Gather all lines from the material that contain "this".

★ ★ ★ ★

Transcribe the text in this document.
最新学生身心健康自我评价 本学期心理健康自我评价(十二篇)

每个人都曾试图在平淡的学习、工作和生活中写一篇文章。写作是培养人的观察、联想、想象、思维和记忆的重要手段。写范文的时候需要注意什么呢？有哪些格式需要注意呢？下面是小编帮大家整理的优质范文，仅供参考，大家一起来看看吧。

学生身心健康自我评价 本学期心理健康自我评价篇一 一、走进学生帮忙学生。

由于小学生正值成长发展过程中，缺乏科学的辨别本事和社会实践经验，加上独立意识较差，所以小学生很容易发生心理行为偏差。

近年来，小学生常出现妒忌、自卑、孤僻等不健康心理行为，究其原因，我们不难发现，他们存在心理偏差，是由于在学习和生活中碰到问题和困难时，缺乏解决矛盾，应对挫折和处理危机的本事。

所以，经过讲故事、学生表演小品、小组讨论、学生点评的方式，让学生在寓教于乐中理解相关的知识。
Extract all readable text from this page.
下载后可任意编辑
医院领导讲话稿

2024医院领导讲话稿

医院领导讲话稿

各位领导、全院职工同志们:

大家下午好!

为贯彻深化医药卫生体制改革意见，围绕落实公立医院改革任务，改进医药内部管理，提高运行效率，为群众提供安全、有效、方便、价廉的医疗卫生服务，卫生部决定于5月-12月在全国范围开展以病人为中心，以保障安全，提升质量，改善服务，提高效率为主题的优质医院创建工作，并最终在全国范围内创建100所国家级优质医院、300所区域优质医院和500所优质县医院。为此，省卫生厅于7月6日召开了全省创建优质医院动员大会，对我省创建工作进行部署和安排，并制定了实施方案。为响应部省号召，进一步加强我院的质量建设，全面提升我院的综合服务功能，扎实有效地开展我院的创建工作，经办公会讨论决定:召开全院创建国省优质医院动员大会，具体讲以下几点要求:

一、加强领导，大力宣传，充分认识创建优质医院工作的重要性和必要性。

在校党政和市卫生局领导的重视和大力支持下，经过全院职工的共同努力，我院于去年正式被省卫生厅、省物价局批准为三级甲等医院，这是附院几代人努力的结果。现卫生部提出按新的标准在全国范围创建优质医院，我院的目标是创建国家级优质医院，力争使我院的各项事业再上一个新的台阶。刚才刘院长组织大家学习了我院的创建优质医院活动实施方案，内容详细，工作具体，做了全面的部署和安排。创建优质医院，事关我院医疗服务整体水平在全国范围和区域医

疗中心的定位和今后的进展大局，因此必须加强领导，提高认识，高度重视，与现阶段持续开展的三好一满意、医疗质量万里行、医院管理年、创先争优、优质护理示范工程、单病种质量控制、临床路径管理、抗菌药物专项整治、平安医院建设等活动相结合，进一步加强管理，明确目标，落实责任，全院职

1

★ ★ ★ ★

» **Expected output**
Transcribe the text in this document.
Extract all readable text from this page.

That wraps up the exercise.